**Instruction**
Pick out the lines below that include the string "revenues".

--

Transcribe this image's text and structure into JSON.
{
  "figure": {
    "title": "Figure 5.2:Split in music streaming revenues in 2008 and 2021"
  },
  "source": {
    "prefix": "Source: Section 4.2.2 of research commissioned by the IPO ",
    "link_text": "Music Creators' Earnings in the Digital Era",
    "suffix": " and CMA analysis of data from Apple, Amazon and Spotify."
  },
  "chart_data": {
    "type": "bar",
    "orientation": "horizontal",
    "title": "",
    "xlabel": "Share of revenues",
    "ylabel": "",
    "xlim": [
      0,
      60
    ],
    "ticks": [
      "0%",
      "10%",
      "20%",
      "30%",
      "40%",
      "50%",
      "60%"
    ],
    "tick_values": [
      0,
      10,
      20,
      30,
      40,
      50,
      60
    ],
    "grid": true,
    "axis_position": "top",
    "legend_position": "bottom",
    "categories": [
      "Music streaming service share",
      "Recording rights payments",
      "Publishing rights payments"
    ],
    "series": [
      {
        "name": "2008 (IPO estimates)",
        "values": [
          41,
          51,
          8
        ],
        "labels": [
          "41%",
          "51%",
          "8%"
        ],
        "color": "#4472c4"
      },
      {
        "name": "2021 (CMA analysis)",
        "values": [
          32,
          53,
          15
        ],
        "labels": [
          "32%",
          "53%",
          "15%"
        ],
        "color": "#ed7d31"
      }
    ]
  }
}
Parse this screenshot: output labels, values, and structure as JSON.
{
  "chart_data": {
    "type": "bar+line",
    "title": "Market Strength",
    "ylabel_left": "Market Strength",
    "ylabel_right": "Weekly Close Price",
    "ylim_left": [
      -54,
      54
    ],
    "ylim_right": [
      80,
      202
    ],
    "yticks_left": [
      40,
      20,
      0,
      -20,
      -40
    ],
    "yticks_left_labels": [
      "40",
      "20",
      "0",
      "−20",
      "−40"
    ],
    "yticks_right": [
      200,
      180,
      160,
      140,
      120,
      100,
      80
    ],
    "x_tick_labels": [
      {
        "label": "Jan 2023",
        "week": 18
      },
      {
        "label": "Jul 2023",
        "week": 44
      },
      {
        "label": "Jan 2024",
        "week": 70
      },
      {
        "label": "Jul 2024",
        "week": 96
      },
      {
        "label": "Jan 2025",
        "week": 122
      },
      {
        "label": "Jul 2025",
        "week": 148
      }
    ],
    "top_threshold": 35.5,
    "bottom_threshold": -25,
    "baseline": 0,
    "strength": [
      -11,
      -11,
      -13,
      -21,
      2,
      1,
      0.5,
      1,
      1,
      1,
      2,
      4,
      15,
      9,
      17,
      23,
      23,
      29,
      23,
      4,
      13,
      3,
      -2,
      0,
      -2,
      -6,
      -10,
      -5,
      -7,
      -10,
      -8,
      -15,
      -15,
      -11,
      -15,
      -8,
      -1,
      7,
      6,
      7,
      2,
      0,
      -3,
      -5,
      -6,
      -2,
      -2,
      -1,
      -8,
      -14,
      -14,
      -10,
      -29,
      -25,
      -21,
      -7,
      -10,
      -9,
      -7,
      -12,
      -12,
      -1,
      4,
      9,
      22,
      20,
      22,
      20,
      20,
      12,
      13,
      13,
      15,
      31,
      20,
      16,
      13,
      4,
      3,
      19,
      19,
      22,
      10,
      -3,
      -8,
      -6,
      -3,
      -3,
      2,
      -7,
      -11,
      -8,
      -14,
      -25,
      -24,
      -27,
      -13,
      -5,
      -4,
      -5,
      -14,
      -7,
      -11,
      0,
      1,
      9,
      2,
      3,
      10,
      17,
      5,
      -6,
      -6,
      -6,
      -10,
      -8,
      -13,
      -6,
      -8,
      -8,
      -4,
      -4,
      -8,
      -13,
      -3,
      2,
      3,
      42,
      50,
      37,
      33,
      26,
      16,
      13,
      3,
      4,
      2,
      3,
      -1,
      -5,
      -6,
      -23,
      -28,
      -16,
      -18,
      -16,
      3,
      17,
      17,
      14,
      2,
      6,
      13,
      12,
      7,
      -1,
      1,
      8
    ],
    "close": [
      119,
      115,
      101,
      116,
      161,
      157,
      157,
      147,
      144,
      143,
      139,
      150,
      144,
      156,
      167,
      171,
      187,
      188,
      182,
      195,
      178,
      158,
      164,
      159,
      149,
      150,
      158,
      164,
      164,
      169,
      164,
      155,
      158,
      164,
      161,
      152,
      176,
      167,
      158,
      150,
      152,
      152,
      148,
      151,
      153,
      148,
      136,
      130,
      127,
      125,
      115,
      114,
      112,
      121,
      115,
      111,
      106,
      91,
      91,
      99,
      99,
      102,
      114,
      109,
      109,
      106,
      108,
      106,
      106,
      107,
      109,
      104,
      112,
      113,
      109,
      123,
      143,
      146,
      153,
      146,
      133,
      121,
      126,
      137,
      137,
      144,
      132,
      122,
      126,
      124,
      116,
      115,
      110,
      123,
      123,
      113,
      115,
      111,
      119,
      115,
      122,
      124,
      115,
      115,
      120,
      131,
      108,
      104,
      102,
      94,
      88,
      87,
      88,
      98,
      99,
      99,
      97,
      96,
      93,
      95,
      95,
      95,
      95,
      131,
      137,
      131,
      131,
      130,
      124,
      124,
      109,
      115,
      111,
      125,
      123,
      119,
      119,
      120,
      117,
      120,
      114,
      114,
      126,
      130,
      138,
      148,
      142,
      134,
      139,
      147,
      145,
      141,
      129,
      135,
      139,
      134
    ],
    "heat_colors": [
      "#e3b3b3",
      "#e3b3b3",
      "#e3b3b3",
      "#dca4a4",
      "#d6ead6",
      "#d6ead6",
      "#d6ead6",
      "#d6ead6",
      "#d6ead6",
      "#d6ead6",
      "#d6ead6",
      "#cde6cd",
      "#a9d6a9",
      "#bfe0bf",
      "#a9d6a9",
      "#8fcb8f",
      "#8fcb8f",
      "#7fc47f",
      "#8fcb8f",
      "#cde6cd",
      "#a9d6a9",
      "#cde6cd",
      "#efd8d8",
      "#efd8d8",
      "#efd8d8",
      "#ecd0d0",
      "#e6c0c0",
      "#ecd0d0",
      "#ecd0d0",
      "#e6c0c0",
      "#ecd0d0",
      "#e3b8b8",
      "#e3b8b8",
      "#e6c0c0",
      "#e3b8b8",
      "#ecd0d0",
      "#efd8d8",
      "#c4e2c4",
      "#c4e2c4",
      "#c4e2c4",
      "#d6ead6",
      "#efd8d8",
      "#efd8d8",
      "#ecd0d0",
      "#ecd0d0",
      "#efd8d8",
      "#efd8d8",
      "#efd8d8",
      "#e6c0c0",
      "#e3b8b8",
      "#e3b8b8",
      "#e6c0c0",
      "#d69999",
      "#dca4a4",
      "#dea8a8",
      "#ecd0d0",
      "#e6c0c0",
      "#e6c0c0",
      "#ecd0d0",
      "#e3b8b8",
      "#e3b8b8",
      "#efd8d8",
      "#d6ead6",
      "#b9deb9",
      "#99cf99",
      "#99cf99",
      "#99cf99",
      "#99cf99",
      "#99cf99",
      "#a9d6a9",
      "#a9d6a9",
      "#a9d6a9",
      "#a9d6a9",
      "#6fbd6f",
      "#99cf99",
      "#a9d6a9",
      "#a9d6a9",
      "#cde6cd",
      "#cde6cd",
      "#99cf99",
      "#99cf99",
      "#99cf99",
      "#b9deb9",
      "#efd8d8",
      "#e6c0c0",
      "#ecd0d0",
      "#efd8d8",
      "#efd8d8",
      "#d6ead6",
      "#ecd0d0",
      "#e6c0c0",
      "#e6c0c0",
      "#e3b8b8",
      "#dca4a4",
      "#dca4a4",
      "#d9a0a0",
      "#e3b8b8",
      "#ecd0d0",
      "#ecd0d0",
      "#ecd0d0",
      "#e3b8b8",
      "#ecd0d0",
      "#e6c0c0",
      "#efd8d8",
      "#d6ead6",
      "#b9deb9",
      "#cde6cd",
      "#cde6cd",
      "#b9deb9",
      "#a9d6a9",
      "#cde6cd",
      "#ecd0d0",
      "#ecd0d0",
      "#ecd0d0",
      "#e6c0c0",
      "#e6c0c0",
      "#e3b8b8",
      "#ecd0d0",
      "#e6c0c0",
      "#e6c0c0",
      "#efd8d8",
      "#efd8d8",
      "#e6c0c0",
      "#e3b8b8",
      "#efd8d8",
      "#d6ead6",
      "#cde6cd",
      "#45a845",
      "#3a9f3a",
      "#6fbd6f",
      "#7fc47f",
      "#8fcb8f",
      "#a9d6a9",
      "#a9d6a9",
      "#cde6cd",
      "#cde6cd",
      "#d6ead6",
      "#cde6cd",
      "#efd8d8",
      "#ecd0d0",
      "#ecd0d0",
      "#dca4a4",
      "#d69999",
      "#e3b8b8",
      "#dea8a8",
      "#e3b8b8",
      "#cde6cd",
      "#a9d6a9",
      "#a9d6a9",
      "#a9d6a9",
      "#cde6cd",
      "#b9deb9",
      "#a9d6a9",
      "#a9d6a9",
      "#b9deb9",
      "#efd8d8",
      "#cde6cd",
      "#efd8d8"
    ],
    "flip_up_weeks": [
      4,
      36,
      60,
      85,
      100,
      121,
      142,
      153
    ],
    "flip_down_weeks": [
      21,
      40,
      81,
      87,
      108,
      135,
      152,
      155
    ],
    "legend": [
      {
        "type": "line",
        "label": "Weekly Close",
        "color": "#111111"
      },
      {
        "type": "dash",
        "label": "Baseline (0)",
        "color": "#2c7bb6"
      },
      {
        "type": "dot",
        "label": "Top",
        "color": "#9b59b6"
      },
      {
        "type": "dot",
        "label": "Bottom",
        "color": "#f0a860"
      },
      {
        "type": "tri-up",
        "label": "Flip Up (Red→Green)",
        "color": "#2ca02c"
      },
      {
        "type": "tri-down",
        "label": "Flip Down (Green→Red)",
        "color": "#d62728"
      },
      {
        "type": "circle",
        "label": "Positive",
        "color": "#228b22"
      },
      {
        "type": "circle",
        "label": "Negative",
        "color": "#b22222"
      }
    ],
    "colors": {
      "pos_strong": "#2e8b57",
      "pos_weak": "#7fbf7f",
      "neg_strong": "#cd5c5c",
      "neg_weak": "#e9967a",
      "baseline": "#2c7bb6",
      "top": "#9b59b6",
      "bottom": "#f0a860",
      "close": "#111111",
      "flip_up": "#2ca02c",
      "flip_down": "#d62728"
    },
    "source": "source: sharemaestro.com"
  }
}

--

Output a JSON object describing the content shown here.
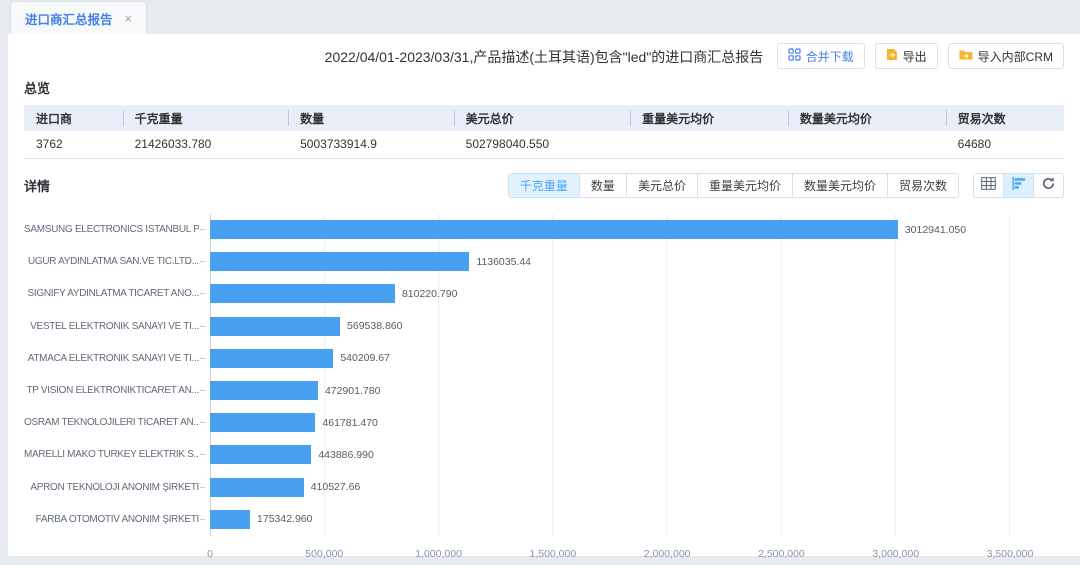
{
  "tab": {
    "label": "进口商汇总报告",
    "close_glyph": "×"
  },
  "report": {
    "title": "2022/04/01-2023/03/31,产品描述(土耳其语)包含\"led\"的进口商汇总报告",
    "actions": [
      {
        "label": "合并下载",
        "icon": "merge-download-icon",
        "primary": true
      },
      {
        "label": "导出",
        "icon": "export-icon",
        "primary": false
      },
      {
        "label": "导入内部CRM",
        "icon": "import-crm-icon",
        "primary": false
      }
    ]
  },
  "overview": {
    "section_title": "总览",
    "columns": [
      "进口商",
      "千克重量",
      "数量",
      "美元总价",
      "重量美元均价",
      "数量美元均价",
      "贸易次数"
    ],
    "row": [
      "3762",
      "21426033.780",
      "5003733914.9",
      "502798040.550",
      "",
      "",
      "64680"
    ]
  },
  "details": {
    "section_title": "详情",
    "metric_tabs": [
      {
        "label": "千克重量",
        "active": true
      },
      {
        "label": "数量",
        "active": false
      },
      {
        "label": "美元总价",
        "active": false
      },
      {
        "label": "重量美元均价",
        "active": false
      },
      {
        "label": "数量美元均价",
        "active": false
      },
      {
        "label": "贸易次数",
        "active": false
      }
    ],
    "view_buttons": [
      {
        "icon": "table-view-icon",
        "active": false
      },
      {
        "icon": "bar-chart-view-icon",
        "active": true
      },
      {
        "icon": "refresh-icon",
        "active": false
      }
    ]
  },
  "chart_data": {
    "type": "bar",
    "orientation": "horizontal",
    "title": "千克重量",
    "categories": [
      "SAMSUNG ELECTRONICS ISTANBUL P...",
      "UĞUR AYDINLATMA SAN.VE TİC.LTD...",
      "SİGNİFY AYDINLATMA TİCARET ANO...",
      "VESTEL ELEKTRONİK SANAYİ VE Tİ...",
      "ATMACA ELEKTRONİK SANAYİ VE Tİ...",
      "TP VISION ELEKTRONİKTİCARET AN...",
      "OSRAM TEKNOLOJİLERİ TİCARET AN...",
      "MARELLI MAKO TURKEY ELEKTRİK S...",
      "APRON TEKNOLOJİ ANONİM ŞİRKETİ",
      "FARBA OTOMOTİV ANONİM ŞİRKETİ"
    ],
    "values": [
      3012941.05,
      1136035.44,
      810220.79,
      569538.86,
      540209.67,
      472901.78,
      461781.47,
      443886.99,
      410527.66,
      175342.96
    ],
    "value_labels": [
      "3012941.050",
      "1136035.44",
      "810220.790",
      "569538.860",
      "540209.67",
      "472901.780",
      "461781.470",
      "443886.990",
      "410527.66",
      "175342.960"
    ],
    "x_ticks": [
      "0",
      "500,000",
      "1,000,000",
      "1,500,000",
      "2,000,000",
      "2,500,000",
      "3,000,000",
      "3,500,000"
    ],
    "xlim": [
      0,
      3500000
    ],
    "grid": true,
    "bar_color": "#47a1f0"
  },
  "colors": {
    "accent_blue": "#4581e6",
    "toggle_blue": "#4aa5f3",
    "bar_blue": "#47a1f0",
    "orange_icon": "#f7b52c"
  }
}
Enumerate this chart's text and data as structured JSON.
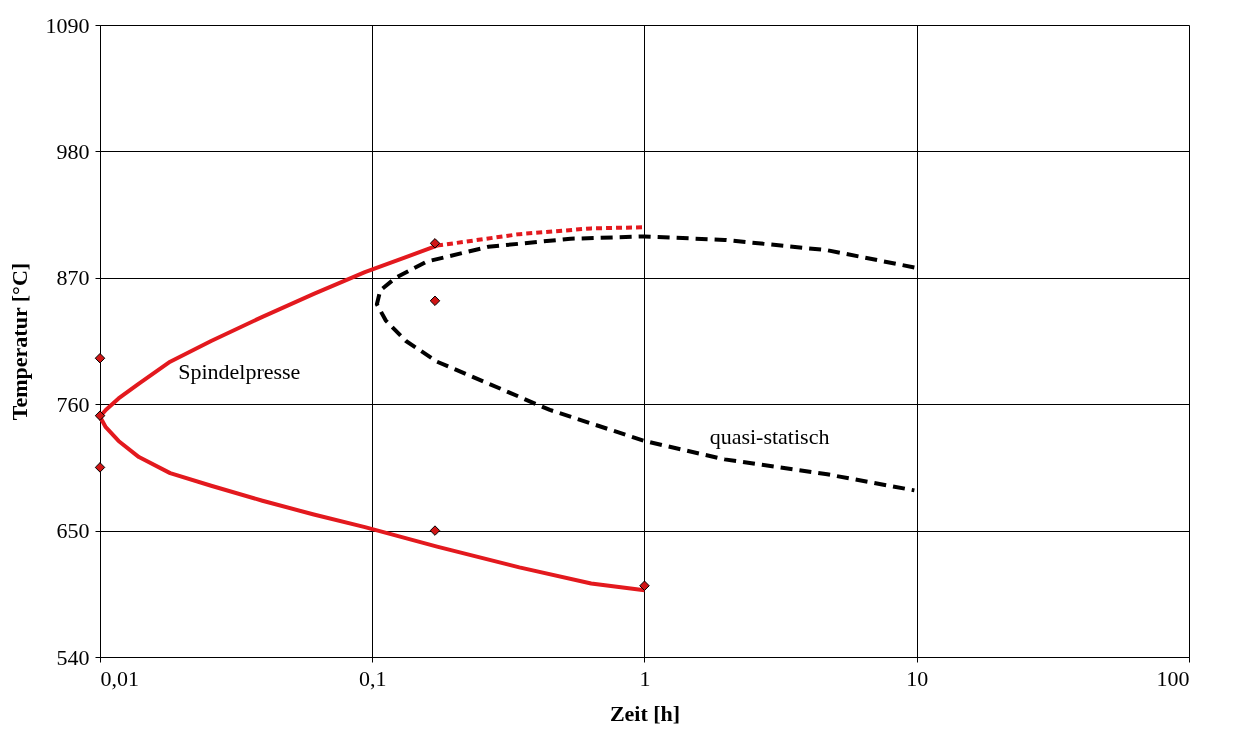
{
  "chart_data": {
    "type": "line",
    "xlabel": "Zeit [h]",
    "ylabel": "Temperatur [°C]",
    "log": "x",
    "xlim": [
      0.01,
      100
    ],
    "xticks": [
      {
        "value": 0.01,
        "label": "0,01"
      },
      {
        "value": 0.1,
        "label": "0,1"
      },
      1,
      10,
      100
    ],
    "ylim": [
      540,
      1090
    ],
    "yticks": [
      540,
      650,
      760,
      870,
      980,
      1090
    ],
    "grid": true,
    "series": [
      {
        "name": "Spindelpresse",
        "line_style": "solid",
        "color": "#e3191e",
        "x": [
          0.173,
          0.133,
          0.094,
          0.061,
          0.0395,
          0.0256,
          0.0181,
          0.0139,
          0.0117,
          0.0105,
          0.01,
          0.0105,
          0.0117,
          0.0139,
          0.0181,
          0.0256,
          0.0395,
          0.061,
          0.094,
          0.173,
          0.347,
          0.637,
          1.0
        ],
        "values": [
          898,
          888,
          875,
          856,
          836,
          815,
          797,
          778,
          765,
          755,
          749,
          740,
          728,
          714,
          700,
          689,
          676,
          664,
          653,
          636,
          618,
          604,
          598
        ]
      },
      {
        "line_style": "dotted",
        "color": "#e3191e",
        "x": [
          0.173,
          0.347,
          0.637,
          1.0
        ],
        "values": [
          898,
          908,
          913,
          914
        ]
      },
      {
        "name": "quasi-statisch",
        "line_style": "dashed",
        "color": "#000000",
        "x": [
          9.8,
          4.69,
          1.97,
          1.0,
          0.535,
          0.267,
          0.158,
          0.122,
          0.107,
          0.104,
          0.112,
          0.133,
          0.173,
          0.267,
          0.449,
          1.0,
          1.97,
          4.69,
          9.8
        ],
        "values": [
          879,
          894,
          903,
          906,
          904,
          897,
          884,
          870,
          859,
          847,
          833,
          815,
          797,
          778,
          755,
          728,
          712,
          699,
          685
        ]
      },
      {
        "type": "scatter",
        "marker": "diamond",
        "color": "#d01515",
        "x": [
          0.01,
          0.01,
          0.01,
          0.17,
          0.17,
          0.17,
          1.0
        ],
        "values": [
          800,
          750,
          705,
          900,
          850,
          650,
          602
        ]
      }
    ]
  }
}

--

**Written solution**
    "title": "Figure 5.2:Split in music streaming revenues in 2008 and 2021"
    "xlabel": "Share of revenues",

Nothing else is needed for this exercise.